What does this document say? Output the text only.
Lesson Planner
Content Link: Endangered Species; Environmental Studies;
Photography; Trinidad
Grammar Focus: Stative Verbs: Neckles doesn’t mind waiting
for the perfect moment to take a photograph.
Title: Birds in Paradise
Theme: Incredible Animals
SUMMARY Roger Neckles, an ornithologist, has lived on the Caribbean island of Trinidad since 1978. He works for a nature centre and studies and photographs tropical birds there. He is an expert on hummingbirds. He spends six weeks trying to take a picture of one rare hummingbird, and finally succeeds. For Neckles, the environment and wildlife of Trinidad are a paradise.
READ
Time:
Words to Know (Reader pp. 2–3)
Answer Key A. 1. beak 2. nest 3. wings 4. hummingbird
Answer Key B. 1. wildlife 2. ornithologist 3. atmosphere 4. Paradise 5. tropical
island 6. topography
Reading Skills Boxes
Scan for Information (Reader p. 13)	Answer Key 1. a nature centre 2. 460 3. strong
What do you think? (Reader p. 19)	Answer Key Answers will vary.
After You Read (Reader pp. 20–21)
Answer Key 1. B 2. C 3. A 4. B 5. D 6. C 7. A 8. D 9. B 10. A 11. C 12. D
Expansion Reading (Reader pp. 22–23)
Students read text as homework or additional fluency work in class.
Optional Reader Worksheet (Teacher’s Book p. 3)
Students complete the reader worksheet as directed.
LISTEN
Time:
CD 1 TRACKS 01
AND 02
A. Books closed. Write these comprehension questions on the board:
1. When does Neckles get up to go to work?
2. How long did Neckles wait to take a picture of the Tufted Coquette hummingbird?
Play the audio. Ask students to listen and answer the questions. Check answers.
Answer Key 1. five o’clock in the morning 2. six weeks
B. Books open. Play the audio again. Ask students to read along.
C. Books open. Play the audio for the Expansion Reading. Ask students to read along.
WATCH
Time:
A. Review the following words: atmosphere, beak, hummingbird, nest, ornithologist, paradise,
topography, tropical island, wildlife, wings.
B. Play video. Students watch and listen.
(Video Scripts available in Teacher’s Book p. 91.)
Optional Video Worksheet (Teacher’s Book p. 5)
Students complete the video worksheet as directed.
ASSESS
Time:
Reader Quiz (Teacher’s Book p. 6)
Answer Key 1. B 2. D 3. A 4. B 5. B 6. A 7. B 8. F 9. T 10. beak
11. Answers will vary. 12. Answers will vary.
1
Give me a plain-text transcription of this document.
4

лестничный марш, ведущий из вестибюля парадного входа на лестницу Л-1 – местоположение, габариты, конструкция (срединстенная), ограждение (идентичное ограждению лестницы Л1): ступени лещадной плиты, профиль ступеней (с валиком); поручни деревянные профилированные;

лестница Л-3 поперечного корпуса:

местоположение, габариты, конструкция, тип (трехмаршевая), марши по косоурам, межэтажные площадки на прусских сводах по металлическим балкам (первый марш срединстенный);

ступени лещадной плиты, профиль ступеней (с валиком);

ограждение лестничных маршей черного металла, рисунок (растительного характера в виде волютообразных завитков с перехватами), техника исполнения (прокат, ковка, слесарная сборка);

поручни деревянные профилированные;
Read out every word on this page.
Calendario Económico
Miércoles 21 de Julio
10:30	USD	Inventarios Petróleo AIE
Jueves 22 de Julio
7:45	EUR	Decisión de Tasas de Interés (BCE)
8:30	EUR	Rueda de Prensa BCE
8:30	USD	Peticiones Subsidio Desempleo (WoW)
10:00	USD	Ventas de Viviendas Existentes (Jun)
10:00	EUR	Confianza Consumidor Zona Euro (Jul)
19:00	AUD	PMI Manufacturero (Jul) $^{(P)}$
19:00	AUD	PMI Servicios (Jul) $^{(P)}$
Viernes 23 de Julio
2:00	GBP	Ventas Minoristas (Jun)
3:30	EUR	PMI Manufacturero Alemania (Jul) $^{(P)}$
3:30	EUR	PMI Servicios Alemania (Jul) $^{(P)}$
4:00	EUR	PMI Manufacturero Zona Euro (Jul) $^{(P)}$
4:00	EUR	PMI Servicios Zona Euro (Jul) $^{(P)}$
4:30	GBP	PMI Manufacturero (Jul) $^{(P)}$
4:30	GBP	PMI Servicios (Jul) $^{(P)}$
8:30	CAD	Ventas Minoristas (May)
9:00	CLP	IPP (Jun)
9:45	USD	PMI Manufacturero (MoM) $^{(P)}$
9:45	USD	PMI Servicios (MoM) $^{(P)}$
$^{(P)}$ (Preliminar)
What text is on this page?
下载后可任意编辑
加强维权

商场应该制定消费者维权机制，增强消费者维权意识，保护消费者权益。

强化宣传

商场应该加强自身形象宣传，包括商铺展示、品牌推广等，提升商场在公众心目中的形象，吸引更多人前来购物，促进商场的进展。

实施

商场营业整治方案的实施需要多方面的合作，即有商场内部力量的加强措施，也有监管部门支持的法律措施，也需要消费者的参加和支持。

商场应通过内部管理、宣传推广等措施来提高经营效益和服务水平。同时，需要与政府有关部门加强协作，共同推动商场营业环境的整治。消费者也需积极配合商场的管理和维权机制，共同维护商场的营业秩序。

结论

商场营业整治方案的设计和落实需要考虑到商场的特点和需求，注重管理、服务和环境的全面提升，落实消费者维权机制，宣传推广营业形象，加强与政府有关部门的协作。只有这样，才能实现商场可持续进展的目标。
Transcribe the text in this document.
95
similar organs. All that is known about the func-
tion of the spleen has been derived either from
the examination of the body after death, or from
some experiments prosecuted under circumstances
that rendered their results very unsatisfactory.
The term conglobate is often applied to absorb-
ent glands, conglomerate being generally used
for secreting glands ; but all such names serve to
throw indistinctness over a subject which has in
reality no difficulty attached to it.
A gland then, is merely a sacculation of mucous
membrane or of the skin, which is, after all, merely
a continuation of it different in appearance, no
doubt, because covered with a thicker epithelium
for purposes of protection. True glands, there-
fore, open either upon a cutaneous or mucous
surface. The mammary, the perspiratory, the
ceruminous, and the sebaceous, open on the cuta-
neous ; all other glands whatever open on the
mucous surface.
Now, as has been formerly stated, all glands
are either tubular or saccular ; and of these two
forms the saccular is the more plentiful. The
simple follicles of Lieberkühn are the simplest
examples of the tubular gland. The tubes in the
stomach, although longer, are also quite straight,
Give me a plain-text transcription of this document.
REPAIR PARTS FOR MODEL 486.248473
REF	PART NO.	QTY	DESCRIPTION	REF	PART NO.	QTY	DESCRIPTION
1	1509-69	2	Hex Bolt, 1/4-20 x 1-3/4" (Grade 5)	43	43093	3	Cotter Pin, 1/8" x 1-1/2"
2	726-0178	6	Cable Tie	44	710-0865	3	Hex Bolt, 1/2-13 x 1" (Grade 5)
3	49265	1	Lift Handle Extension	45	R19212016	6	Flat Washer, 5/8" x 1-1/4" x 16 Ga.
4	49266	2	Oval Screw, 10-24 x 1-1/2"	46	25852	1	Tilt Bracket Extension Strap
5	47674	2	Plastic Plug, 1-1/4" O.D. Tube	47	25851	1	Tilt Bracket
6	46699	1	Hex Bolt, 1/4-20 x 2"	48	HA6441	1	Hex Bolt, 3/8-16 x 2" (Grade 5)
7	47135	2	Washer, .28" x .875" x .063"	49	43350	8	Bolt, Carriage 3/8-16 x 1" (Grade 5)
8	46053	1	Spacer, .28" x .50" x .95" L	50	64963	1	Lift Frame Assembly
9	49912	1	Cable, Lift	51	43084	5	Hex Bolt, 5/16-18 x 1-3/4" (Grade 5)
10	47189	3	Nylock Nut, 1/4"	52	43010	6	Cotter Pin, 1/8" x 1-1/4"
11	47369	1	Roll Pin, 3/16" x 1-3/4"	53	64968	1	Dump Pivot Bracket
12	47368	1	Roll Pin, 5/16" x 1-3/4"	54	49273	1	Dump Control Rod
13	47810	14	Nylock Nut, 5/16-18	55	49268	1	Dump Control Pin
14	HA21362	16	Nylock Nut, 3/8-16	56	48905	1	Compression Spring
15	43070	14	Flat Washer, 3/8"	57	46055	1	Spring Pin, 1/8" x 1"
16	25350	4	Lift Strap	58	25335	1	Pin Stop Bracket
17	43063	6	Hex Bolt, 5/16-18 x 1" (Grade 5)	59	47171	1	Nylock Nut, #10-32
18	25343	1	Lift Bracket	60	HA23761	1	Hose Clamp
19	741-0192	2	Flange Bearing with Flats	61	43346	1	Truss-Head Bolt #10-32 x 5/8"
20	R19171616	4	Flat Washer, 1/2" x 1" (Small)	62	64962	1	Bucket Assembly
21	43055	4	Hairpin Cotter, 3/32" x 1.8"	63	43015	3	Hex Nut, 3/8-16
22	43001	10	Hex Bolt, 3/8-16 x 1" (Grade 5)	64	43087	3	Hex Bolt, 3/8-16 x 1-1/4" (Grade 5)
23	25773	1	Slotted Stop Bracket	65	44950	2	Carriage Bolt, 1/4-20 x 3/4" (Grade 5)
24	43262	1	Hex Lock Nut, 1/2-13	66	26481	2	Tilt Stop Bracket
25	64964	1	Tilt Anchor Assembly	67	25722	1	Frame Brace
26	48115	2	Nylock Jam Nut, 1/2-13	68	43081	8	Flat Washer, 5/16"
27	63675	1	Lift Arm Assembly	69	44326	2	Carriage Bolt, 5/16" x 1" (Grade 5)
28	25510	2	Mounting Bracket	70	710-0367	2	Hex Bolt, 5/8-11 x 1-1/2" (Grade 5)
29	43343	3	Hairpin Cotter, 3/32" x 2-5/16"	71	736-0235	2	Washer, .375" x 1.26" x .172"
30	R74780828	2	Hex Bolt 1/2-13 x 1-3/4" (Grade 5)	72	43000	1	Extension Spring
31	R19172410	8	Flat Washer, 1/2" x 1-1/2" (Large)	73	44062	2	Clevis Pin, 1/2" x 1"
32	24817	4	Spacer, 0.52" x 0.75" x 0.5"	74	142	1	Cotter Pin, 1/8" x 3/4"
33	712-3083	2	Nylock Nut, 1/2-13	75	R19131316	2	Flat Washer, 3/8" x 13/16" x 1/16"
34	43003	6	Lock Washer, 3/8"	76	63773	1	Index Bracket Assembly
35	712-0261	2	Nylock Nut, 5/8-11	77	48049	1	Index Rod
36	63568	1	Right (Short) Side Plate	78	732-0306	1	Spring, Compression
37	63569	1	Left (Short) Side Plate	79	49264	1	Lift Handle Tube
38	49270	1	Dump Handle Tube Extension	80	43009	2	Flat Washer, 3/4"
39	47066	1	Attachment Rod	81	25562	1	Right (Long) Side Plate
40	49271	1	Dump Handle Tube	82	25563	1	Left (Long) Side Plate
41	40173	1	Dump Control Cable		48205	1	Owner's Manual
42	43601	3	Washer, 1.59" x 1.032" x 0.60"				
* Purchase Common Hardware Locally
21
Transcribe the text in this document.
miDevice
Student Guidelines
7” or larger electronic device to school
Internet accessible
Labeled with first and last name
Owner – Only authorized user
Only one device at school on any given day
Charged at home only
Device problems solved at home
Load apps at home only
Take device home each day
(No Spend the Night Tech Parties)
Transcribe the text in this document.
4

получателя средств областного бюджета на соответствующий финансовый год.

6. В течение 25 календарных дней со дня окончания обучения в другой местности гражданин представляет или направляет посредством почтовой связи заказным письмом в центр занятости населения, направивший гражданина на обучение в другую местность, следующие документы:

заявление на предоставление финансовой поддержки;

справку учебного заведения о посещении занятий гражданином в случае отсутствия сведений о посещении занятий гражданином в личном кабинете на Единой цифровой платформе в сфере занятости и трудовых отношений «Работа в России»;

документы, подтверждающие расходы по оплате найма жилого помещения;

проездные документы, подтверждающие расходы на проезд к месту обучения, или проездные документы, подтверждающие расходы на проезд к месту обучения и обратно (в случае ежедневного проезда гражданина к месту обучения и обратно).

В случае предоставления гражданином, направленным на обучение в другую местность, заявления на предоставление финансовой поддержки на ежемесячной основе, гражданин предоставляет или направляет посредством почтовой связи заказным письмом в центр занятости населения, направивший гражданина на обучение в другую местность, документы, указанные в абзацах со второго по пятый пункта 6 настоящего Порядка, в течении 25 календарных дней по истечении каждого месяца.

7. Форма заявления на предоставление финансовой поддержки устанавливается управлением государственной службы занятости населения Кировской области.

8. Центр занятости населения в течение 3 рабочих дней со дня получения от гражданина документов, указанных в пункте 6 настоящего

WHAT IS REQUIRED
Find how many lines hold the string "directed", and state that number alone.

COMPLETED TASK
2